#### Provided records

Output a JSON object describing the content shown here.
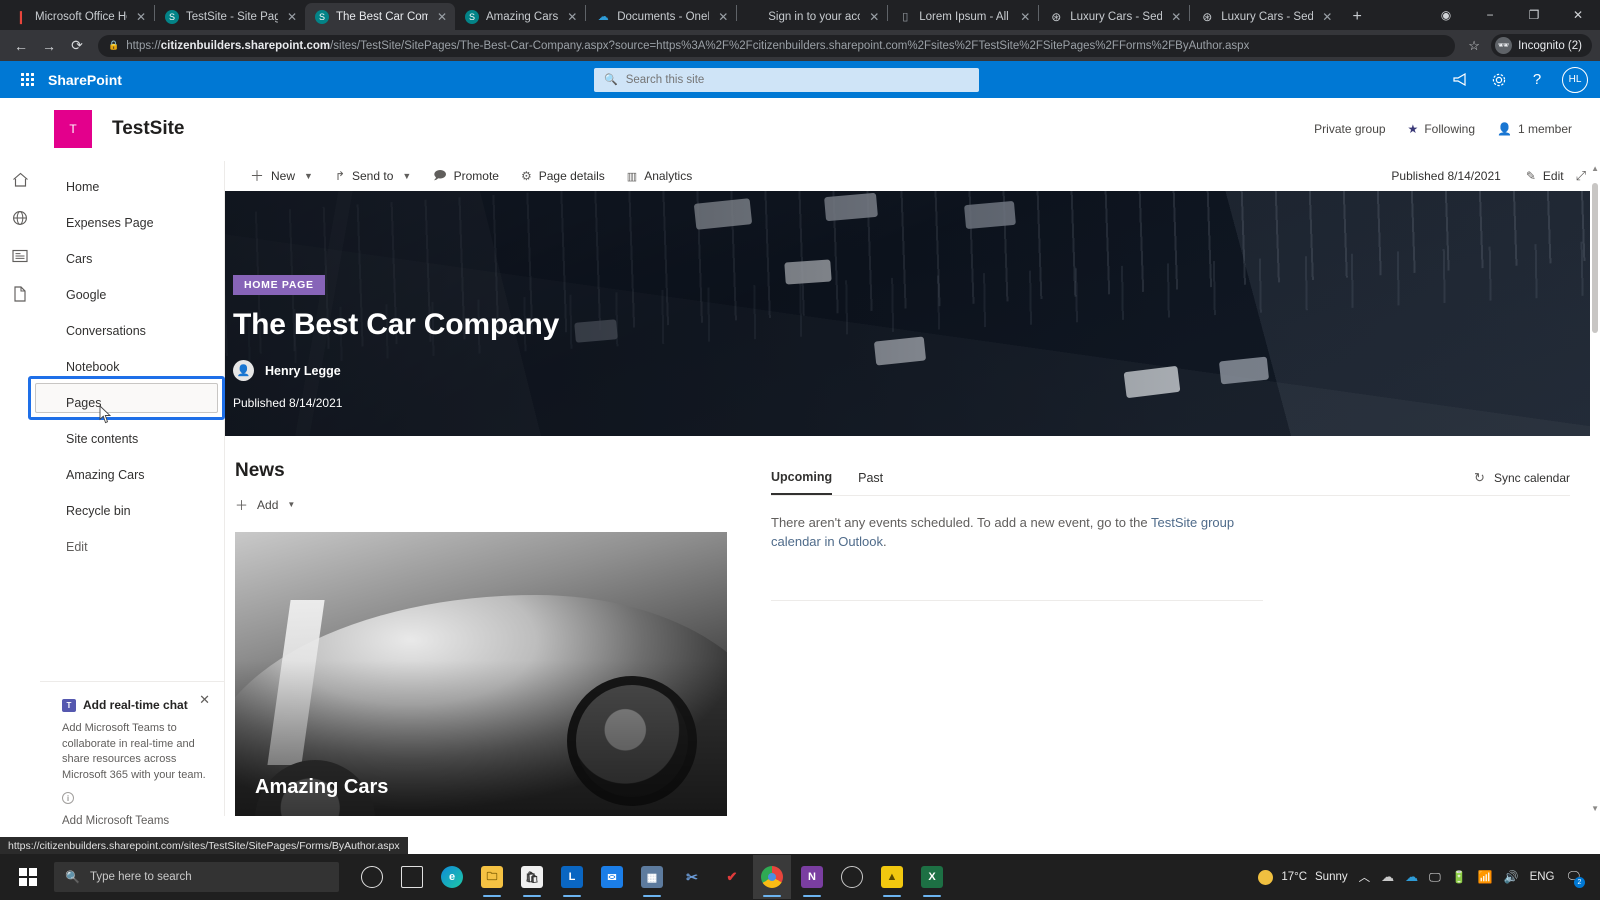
{
  "browser": {
    "tabs": [
      {
        "title": "Microsoft Office Home",
        "favicon": "office-icon",
        "active": false
      },
      {
        "title": "TestSite - Site Pages -",
        "favicon": "sharepoint-icon",
        "active": false
      },
      {
        "title": "The Best Car Company",
        "favicon": "sharepoint-icon",
        "active": true
      },
      {
        "title": "Amazing Cars",
        "favicon": "sharepoint-icon",
        "active": false
      },
      {
        "title": "Documents - OneDrive",
        "favicon": "onedrive-icon",
        "active": false
      },
      {
        "title": "Sign in to your account",
        "favicon": "microsoft-icon",
        "active": false
      },
      {
        "title": "Lorem Ipsum - All the",
        "favicon": "generic-icon",
        "active": false
      },
      {
        "title": "Luxury Cars - Sedans,",
        "favicon": "mercedes-icon",
        "active": false
      },
      {
        "title": "Luxury Cars - Sedans,",
        "favicon": "mercedes-icon",
        "active": false
      }
    ],
    "new_tab_label": "+",
    "close_label": "✕",
    "window_controls": {
      "minimize": "−",
      "maximize": "❐",
      "close": "✕",
      "extension": "◉"
    },
    "nav": {
      "back": "←",
      "forward": "→",
      "reload": "⟳"
    },
    "url_prefix": "https://",
    "url_domain": "citizenbuilders.sharepoint.com",
    "url_path": "/sites/TestSite/SitePages/The-Best-Car-Company.aspx?source=https%3A%2F%2Fcitizenbuilders.sharepoint.com%2Fsites%2FTestSite%2FSitePages%2FForms%2FByAuthor.aspx",
    "lock_icon": "lock-icon",
    "star_icon": "star-icon",
    "profile_label": "Incognito (2)",
    "status_url": "https://citizenbuilders.sharepoint.com/sites/TestSite/SitePages/Forms/ByAuthor.aspx"
  },
  "suitebar": {
    "waffle": "app-launcher-icon",
    "brand": "SharePoint",
    "search_placeholder": "Search this site",
    "search_icon": "search-icon",
    "icons": [
      {
        "name": "megaphone-icon",
        "glyph": "📣"
      },
      {
        "name": "gear-icon",
        "glyph": "⚙"
      },
      {
        "name": "help-icon",
        "glyph": "?"
      }
    ],
    "avatar_initials": "HL"
  },
  "site_header": {
    "logo_letter": "T",
    "logo_color": "#e3008c",
    "title": "TestSite",
    "privacy": "Private group",
    "following": "Following",
    "following_icon": "star-icon",
    "members": "1 member",
    "members_icon": "person-icon"
  },
  "left_rail": {
    "icons": [
      {
        "name": "home-icon",
        "glyph": "⌂"
      },
      {
        "name": "globe-icon",
        "glyph": "🌐"
      },
      {
        "name": "news-feed-icon",
        "glyph": "▤"
      },
      {
        "name": "files-icon",
        "glyph": "🗋"
      }
    ]
  },
  "sidenav": {
    "items": [
      {
        "label": "Home"
      },
      {
        "label": "Expenses Page"
      },
      {
        "label": "Cars"
      },
      {
        "label": "Google"
      },
      {
        "label": "Conversations"
      },
      {
        "label": "Notebook"
      },
      {
        "label": "Pages",
        "highlighted": true
      },
      {
        "label": "Site contents"
      },
      {
        "label": "Amazing Cars"
      },
      {
        "label": "Recycle bin"
      },
      {
        "label": "Edit",
        "muted": true
      }
    ],
    "highlight_color": "#1e6fe8"
  },
  "teams_promo": {
    "close_icon": "close-icon",
    "teams_icon": "teams-icon",
    "heading": "Add real-time chat",
    "body": "Add Microsoft Teams to collaborate in real-time and share resources across Microsoft 365 with your team.",
    "info_icon": "info-icon",
    "link": "Add Microsoft Teams"
  },
  "command_bar": {
    "items": [
      {
        "label": "New",
        "icon": "plus-icon",
        "chevron": true
      },
      {
        "label": "Send to",
        "icon": "share-icon",
        "chevron": true
      },
      {
        "label": "Promote",
        "icon": "promote-icon",
        "chevron": false
      },
      {
        "label": "Page details",
        "icon": "gear-icon",
        "chevron": false
      },
      {
        "label": "Analytics",
        "icon": "analytics-icon",
        "chevron": false
      }
    ],
    "published": "Published 8/14/2021",
    "edit_label": "Edit",
    "edit_icon": "pencil-icon",
    "expand_icon": "expand-icon"
  },
  "hero": {
    "badge": "HOME PAGE",
    "badge_color": "#8764b8",
    "title": "The Best Car Company",
    "author": "Henry Legge",
    "author_avatar_icon": "person-avatar-icon",
    "published": "Published 8/14/2021"
  },
  "news": {
    "heading": "News",
    "add_label": "Add",
    "add_icon": "plus-icon",
    "add_chevron": "chevron-down-icon",
    "card_title": "Amazing Cars"
  },
  "events": {
    "tabs": [
      {
        "label": "Upcoming",
        "active": true
      },
      {
        "label": "Past",
        "active": false
      }
    ],
    "sync_label": "Sync calendar",
    "sync_icon": "refresh-icon",
    "empty_text_before": "There aren't any events scheduled. To add a new event, go to the ",
    "empty_link": "TestSite group calendar in Outlook",
    "empty_text_after": "."
  },
  "taskbar": {
    "start_icon": "windows-icon",
    "search_placeholder": "Type here to search",
    "search_icon": "search-icon",
    "apps": [
      {
        "name": "cortana-icon",
        "glyph": "○",
        "color": "transparent",
        "open": false
      },
      {
        "name": "task-view-icon",
        "glyph": "▯",
        "color": "transparent",
        "open": false
      },
      {
        "name": "edge-icon",
        "glyph": "e",
        "color": "#0e79c4",
        "open": false
      },
      {
        "name": "file-explorer-icon",
        "glyph": "🗀",
        "color": "#f5c243",
        "open": true
      },
      {
        "name": "store-icon",
        "glyph": "🛍",
        "color": "#e8e8e8",
        "open": true
      },
      {
        "name": "linkedin-icon",
        "glyph": "L",
        "color": "#0a66c2",
        "open": true
      },
      {
        "name": "mail-icon",
        "glyph": "✉",
        "color": "#1b7ee8",
        "open": false
      },
      {
        "name": "calculator-icon",
        "glyph": "▦",
        "color": "#5d7b9e",
        "open": true
      },
      {
        "name": "snip-tool-icon",
        "glyph": "✂",
        "color": "#3f6fa8",
        "open": false
      },
      {
        "name": "todo-icon",
        "glyph": "15",
        "color": "#e03b3b",
        "open": false
      },
      {
        "name": "chrome-icon",
        "glyph": "◉",
        "color": "#e8453c",
        "open": true,
        "active": true
      },
      {
        "name": "onenote-icon",
        "glyph": "N",
        "color": "#7a3ea1",
        "open": true
      },
      {
        "name": "teams-icon",
        "glyph": "⊗",
        "color": "#5558af",
        "open": false
      },
      {
        "name": "power-bi-icon",
        "glyph": "▲",
        "color": "#f2c80f",
        "open": true
      },
      {
        "name": "excel-icon",
        "glyph": "X",
        "color": "#1d7044",
        "open": true
      }
    ],
    "tray": {
      "weather_temp": "17°C",
      "weather_desc": "Sunny",
      "weather_icon": "sun-icon",
      "chevron_icon": "chevron-up-icon",
      "onedrive_gray_icon": "cloud-icon",
      "onedrive_blue_icon": "onedrive-icon",
      "screen_icon": "display-icon",
      "battery_icon": "battery-icon",
      "wifi_icon": "wifi-icon",
      "volume_icon": "speaker-icon",
      "language": "ENG",
      "notification_icon": "notification-icon",
      "notification_count": "2"
    }
  }
}
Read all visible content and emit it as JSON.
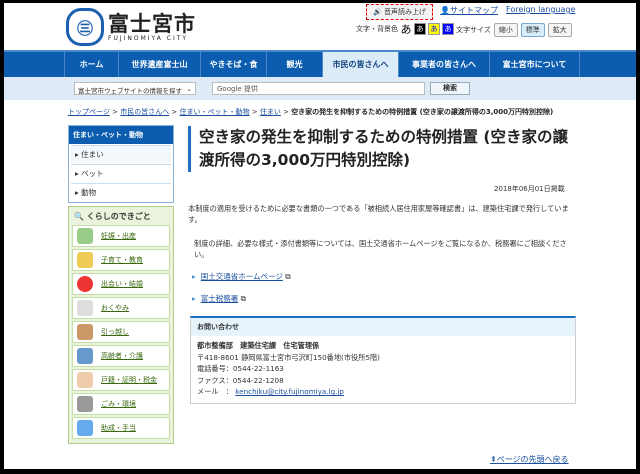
{
  "header": {
    "logo_jp": "富士宮市",
    "logo_en": "FUJINOMIYA CITY",
    "voice": "音声読み上げ",
    "sitemap": "サイトマップ",
    "foreign": "Foreign language",
    "color_label": "文字・背景色",
    "color_options": [
      "あ",
      "あ",
      "あ",
      "あ"
    ],
    "size_label": "文字サイズ",
    "size_options": [
      "縮小",
      "標準",
      "拡大"
    ]
  },
  "nav": [
    "ホーム",
    "世界遺産富士山",
    "やきそば・食",
    "観光",
    "市民の皆さんへ",
    "事業者の皆さんへ",
    "富士宮市について"
  ],
  "search": {
    "scope": "富士宮市ウェブサイトの情報を探す",
    "placeholder": "Google 提供",
    "button": "検索"
  },
  "breadcrumb": [
    "トップページ",
    "市民の皆さんへ",
    "住まい・ペット・動物",
    "住まい"
  ],
  "breadcrumb_current": "空き家の発生を抑制するための特例措置 (空き家の譲渡所得の3,000万円特別控除)",
  "sidebar": {
    "title": "住まい・ペット・動物",
    "items": [
      "住まい",
      "ペット",
      "動物"
    ],
    "life_title": "くらしのできごと",
    "life": [
      "妊娠・出産",
      "子育て・教育",
      "出会い・結婚",
      "おくやみ",
      "引っ越し",
      "高齢者・介護",
      "戸籍・証明・税金",
      "ごみ・環境",
      "助成・手当"
    ]
  },
  "main": {
    "title": "空き家の発生を抑制するための特例措置 (空き家の譲渡所得の3,000万円特別控除)",
    "date": "2018年06月01日掲載",
    "p1": "本制度の適用を受けるために必要な書類の一つである「被相続人居住用家屋等確認書」は、建築住宅課で発行しています。",
    "p2": "制度の詳細、必要な様式・添付書類等については、国土交通省ホームページをご覧になるか、税務署にご相談ください。",
    "links": [
      "国土交通省ホームページ",
      "富士税務署"
    ]
  },
  "contact": {
    "title": "お問い合わせ",
    "dept": "都市整備部　建築住宅課　住宅管理係",
    "address": "〒418-8601 静岡県富士宮市弓沢町150番地(市役所5階)",
    "tel": "電話番号：0544-22-1163",
    "fax": "ファクス：0544-22-1208",
    "mail_label": "メール　：",
    "mail": "kenchiku@city.fujinomiya.lg.jp"
  },
  "totop": "ページの先頭へ戻る"
}
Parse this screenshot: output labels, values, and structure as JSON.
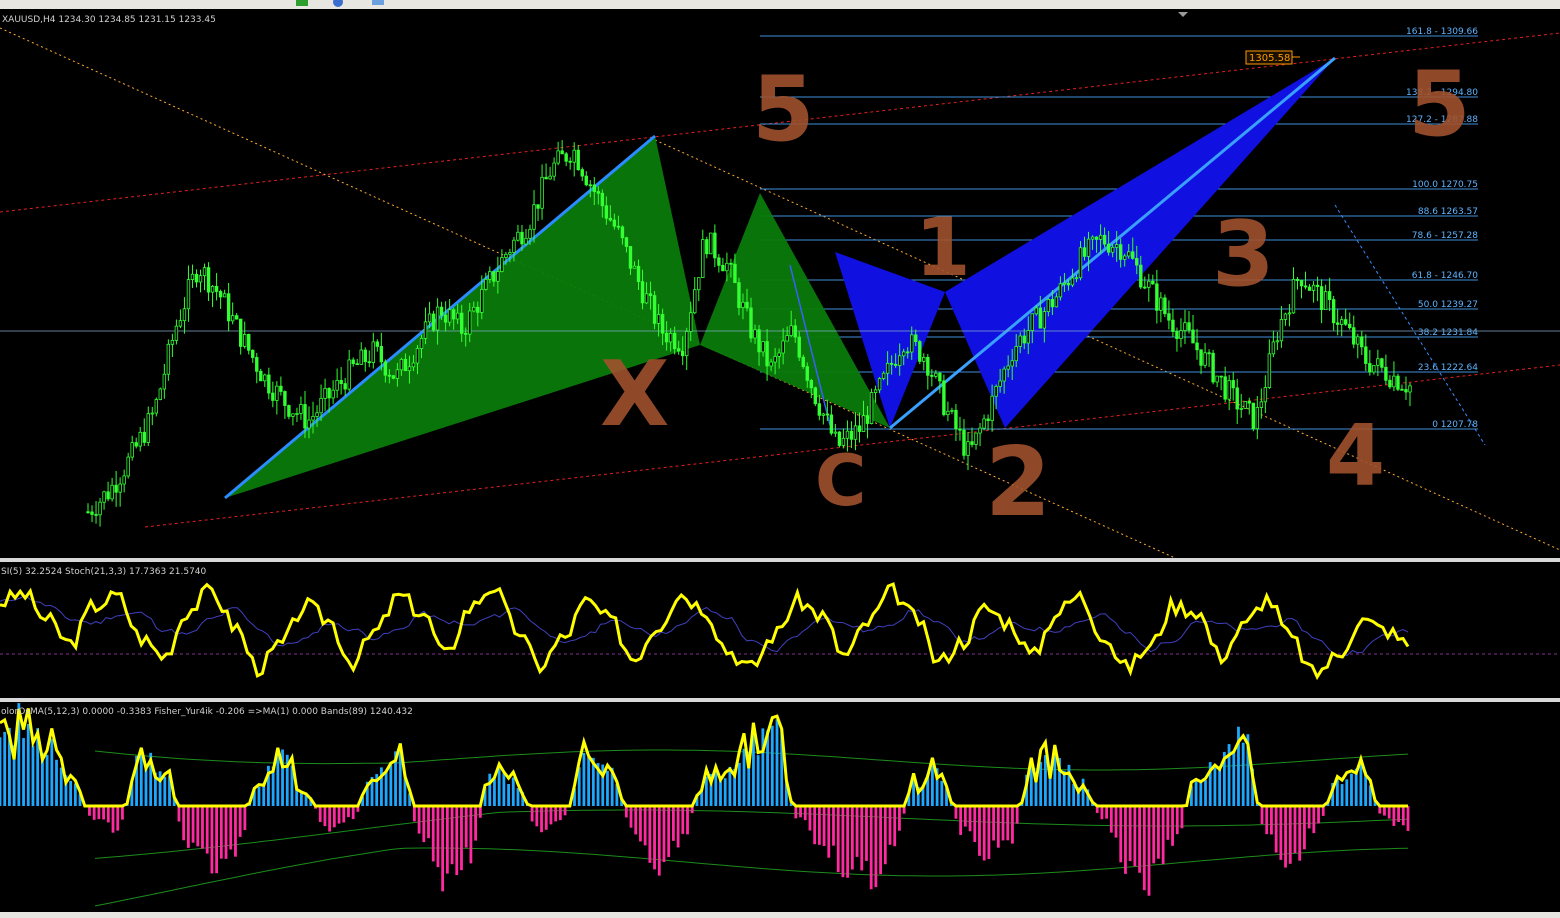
{
  "toolbar": {
    "bg": "#e8e6e0"
  },
  "header": {
    "symbol_info": "XAUUSD,H4  1234.30 1234.85 1231.15 1233.45"
  },
  "price_tag": "1305.58",
  "fib_levels": [
    {
      "label": "161.8 - 1309.66"
    },
    {
      "label": "138.2 - 1294.80"
    },
    {
      "label": "127.2 - 1287.88"
    },
    {
      "label": "100.0 1270.75"
    },
    {
      "label": "88.6 1263.57"
    },
    {
      "label": "78.6 - 1257.28"
    },
    {
      "label": "61.8 - 1246.70"
    },
    {
      "label": "50.0 1239.27"
    },
    {
      "label": "38.2 1231.84"
    },
    {
      "label": "23.6 1222.64"
    },
    {
      "label": "0 1207.78"
    }
  ],
  "handwritten_labels": [
    "5",
    "5",
    "1",
    "3",
    "X",
    "C",
    "2",
    "4"
  ],
  "panel2": {
    "label": "SI(5) 32.2524  Stoch(21,3,3) 17.7363 21.5740"
  },
  "panel3": {
    "label": "olorOsMA(5,12,3) 0.0000 -0.3383  Fisher_Yur4ik -0.206   =>MA(1) 0.000  Bands(89) 1240.432"
  },
  "colors": {
    "background": "#000000",
    "candles": "#33ff33",
    "fib": "#5fb3ff",
    "harmonic_green": "#0a8a0a",
    "harmonic_blue": "#1010e0",
    "stoch": "#ffff00",
    "osma_pos": "#1ea7ff",
    "osma_neg": "#ff2aa0",
    "marker": "#a0522d",
    "price_tag": "#ff9900"
  },
  "chart_data": [
    {
      "type": "candlestick",
      "title": "XAUUSD,H4",
      "ylim": [
        1195,
        1320
      ],
      "price_path": [
        1205,
        1210,
        1218,
        1228,
        1248,
        1262,
        1255,
        1245,
        1236,
        1230,
        1226,
        1232,
        1238,
        1242,
        1236,
        1244,
        1252,
        1247,
        1256,
        1265,
        1272,
        1284,
        1289,
        1279,
        1270,
        1258,
        1247,
        1244,
        1268,
        1262,
        1248,
        1238,
        1247,
        1232,
        1220,
        1224,
        1234,
        1245,
        1241,
        1228,
        1218,
        1230,
        1243,
        1249,
        1255,
        1263,
        1268,
        1266,
        1258,
        1250,
        1245,
        1238,
        1231,
        1226,
        1247,
        1260,
        1254,
        1248,
        1240,
        1237,
        1234
      ],
      "last_values": {
        "open": 1234.3,
        "high": 1234.85,
        "low": 1231.15,
        "close": 1233.45
      }
    },
    {
      "type": "line",
      "title": "SI(5) 32.2524  Stoch(21,3,3) 17.7363 21.5740",
      "ylim": [
        0,
        100
      ],
      "series": [
        {
          "name": "Stoch(21,3,3)",
          "values": [
            75,
            82,
            60,
            40,
            72,
            80,
            45,
            30,
            68,
            85,
            55,
            20,
            40,
            72,
            60,
            25,
            50,
            80,
            66,
            30,
            70,
            88,
            52,
            22,
            45,
            75,
            60,
            28,
            55,
            82,
            70,
            35,
            20,
            48,
            76,
            64,
            30,
            58,
            84,
            62,
            25,
            42,
            70,
            58,
            30,
            66,
            80,
            48,
            20,
            38,
            72,
            68,
            30,
            55,
            78,
            45,
            15,
            30,
            60,
            52,
            40
          ]
        }
      ]
    },
    {
      "type": "bar",
      "title": "olorOsMA(5,12,3) 0.0000 -0.3383  Fisher_Yur4ik -0.206   =>MA(1) 0.000  Bands(89) 1240.432",
      "ylim": [
        -10,
        10
      ],
      "series": [
        {
          "name": "olorOsMA(5,12,3)",
          "values": [
            6,
            7,
            5,
            2,
            -1,
            -2,
            4,
            3,
            -3,
            -5,
            -4,
            2,
            5,
            1,
            -2,
            -1,
            3,
            4,
            -3,
            -6,
            -4,
            3,
            2,
            -2,
            -1,
            4,
            3,
            -2,
            -5,
            -3,
            2,
            3,
            5,
            7,
            -1,
            -3,
            -5,
            -6,
            -4,
            2,
            3,
            -2,
            -4,
            -3,
            3,
            4,
            2,
            -1,
            -5,
            -6,
            -3,
            2,
            4,
            6,
            -3,
            -5,
            -2,
            2,
            3,
            -1,
            -2
          ]
        }
      ]
    }
  ]
}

########

To be done:
Find the word "this" in the data and show each line that holds it.

Exercise result:
    "search_placeholder": "Search this site",
Parse this screenshot: output labels, values, and structure as JSON.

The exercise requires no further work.